TASK DESCRIPTION: Output each entry that follows exactly. Images stay out.

Stored items from a collection:

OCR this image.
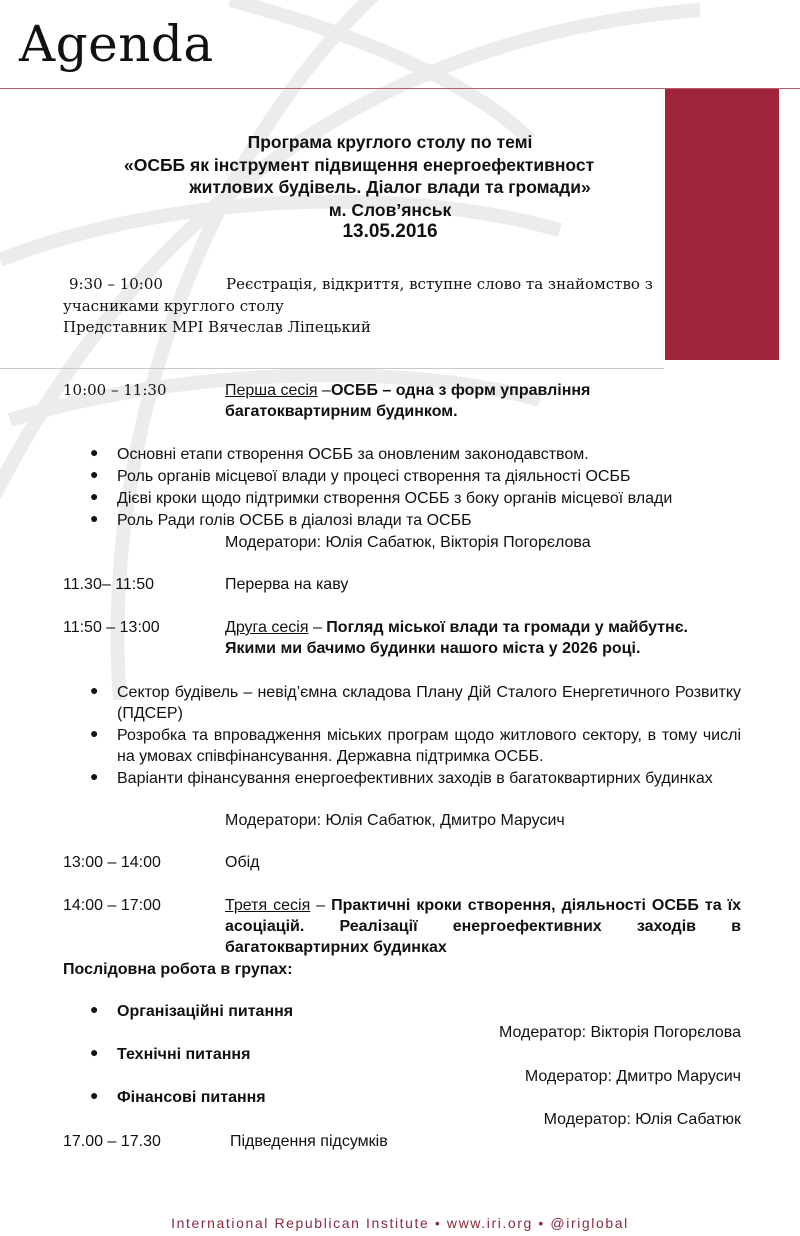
Agenda
Програма круглого столу по темі
«ОСББ як інструмент підвищення енергоефективност
житлових будівель. Діалог влади та громади»
м. Слов’янськ
13.05.2016
9:30 – 10:00	Реєстрація, відкриття, вступне слово та знайомство з
учасниками круглого столу
Представник МРІ Вячеслав Ліпецький
10:00 – 11:30	Перша сесія –ОСББ – одна з форм управління
багатоквартирним будинком.
● Основні етапи створення ОСББ за оновленим законодавством.
● Роль органів місцевої влади у процесі створення та діяльності ОСББ
● Дієві кроки щодо підтримки створення ОСББ з боку органів місцевої влади
● Роль Ради голів ОСББ в діалозі влади та ОСББ
Модератори: Юлія Сабатюк, Вікторія Погорєлова
11.30– 11:50	Перерва на каву
11:50 – 13:00	Друга сесія – Погляд міської влади та громади у майбутнє.
Якими ми бачимо будинки нашого міста у 2026 році.
● Сектор будівель – невід’ємна складова Плану Дій Сталого Енергетичного Розвитку (ПДСЕР)
● Розробка та впровадження міських програм щодо житлового сектору, в тому числі на умовах співфінансування. Державна підтримка ОСББ.
● Варіанти фінансування енергоефективних заходів в багатоквартирних будинках
Модератори: Юлія Сабатюк, Дмитро Марусич
13:00 – 14:00	Обід
14:00 – 17:00	Третя сесія – Практичні кроки створення, діяльності ОСББ та їх асоціацій. Реалізації енергоефективних заходів в багатоквартирних будинках
Послідовна робота в групах:
● Організаційні питання
Модератор: Вікторія Погорєлова
● Технічні питання
Модератор: Дмитро Марусич
● Фінансові питання
Модератор: Юлія Сабатюк
17.00 – 17.30	Підведення підсумків
International Republican Institute • www.iri.org • @iriglobal
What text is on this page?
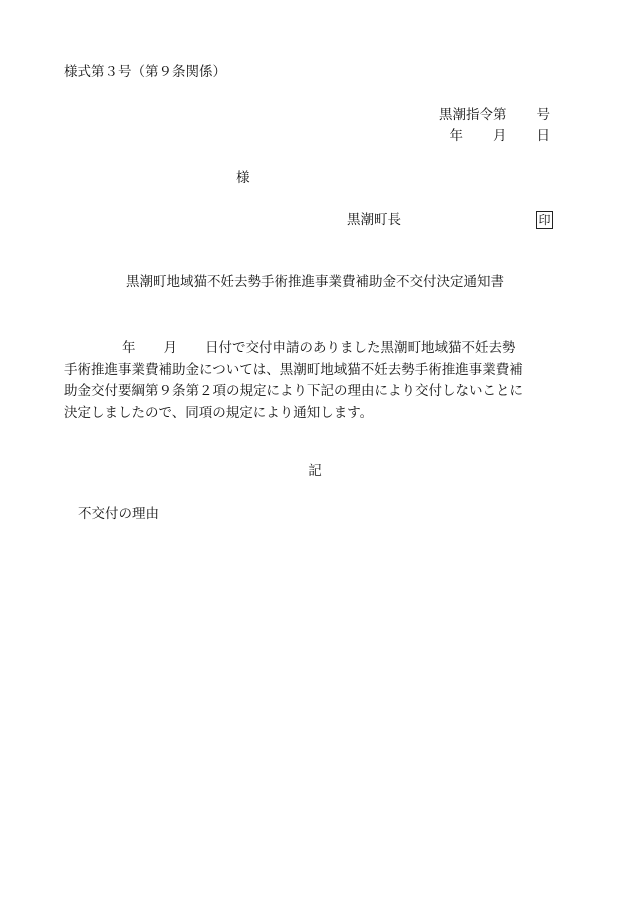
様式第３号（第９条関係）
黒潮指令第 号
年 月 日
様
黒潮町長	印
黒潮町地域猫不妊去勢手術推進事業費補助金不交付決定通知書
年 月 日付で交付申請のありました黒潮町地域猫不妊去勢
手術推進事業費補助金については、黒潮町地域猫不妊去勢手術推進事業費補
助金交付要綱第９条第２項の規定により下記の理由により交付しないことに
決定しましたので、同項の規定により通知します。
記
不交付の理由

TASK RESPONSE:
OCR this image.
Agenda
Програма круглого столу по темі
«ОСББ як інструмент підвищення енергоефективност
житлових будівель. Діалог влади та громади»
м. Слов’янськ
13.05.2016
9:30 – 10:00	Реєстрація, відкриття, вступне слово та знайомство з
учасниками круглого столу
Представник МРІ Вячеслав Ліпецький
10:00 – 11:30	Перша сесія –ОСББ – одна з форм управління
багатоквартирним будинком.
● Основні етапи створення ОСББ за оновленим законодавством.
● Роль органів місцевої влади у процесі створення та діяльності ОСББ
● Дієві кроки щодо підтримки створення ОСББ з боку органів місцевої влади
● Роль Ради голів ОСББ в діалозі влади та ОСББ
Модератори: Юлія Сабатюк, Вікторія Погорєлова
11.30– 11:50	Перерва на каву
11:50 – 13:00	Друга сесія – Погляд міської влади та громади у майбутнє.
Якими ми бачимо будинки нашого міста у 2026 році.
● Сектор будівель – невід’ємна складова Плану Дій Сталого Енергетичного Розвитку (ПДСЕР)
● Розробка та впровадження міських програм щодо житлового сектору, в тому числі на умовах співфінансування. Державна підтримка ОСББ.
● Варіанти фінансування енергоефективних заходів в багатоквартирних будинках
Модератори: Юлія Сабатюк, Дмитро Марусич
13:00 – 14:00	Обід
14:00 – 17:00	Третя сесія – Практичні кроки створення, діяльності ОСББ та їх асоціацій. Реалізації енергоефективних заходів в багатоквартирних будинках
Послідовна робота в групах:
● Організаційні питання
Модератор: Вікторія Погорєлова
● Технічні питання
Модератор: Дмитро Марусич
● Фінансові питання
Модератор: Юлія Сабатюк
17.00 – 17.30	Підведення підсумків
International Republican Institute • www.iri.org • @iriglobal
What text is on this page?
様式第３号（第９条関係）
黒潮指令第 号
年 月 日
様
黒潮町長	印
黒潮町地域猫不妊去勢手術推進事業費補助金不交付決定通知書
年 月 日付で交付申請のありました黒潮町地域猫不妊去勢
手術推進事業費補助金については、黒潮町地域猫不妊去勢手術推進事業費補
助金交付要綱第９条第２項の規定により下記の理由により交付しないことに
決定しましたので、同項の規定により通知します。
記
不交付の理由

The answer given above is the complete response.